What you will do:
1. Echo everything in the album review from "Davey Havok improves" down to "for cape-wearing teens." word for word.
2. List every title that appears in quotation marks in the album review.
— BEGIN Text segment —
While “Miss Murder” is mostly a great hook looking for a tune, it’s one of the few moments that breaks rank with the past. Obvious second single “Summer Shudder” begs for the kind of video treatment that could dispense with Interscope’s entire third-quarter budget, and it may very well deserve it. Heroic, chunky riffage emerges from digital synth baths before the soaring chorus reimagines Live Aid on the set of “Helena.” And that’s before everything drops out to spotlight the strings. They’re ridiculous and ridiculously awesome, the work of a band who watches the entirety of the “November Rain” trilogy and laments that they just don’t make ‘em like they used to.
But the labor pains of Decemberunderground’s three-year birthing process start to show as A.F.I. scrambles for new ideas with only mild success. “Affliction” is the token mini-concerto, but it functions as little more than an overstuffed appendix of lost verses from no less than four Sing the Sorrow cuts. And if they’re going to chafe at facile comparisons to TRL kingpins, they probably shouldn’t encourage them so much by adopting—what else?—chintzy New Wavery as their major sonic update. “The Missing Frame” is such a blatant Killers imitation that they might as well become Mormons to complete the job.
Davey Havok improves marginally as a singer, relying more on an authoritative, stentorian croon than the squeak-toy yelp of albums past. Lyrics are a different story altogether, as once again, they’re the kind of stuff that will be memorized by the hardcore A.F.I. fan and probably ignored by everybody else. If you don’t know where you stand, ask yourself this: when you went through your Doors phase in high school, did you think it would be way awesome if Jim Morrison used a vocal filter every time he said the word “death” during his spoken word bits? When Decemberunderground leans on Havok’s flowers-in-the-graveyard talk, it just ends up being lifestyle music for cape-wearing teens.
— END Text segment —
— BEGIN Provided material —
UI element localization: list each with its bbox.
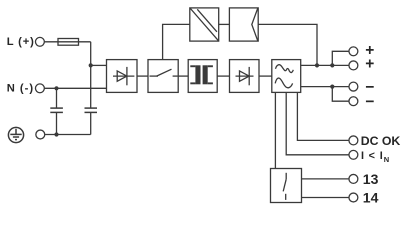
— END Provided material —
— BEGIN Provided material —
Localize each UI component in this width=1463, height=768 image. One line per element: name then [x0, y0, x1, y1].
— END Provided material —
Expected responses:
1.
Davey Havok improves marginally as a singer, relying more on an authoritative, stentorian croon than the squeak-toy yelp of albums past. Lyrics are a different story altogether, as once again, they’re the kind of stuff that will be memorized by the hardcore A.F.I. fan and probably ignored by everybody else. If you don’t know where you stand, ask yourself this: when you went through your Doors phase in high school, did you think it would be way awesome if Jim Morrison used a vocal filter every time he said the word “death” during his spoken word bits? When Decemberunderground leans on Havok’s flowers-in-the-graveyard talk, it just ends up being lifestyle music for cape-wearing teens.

2.
Miss Murder
Summer Shudder
Helena
November Rain
Affliction
The Missing Frame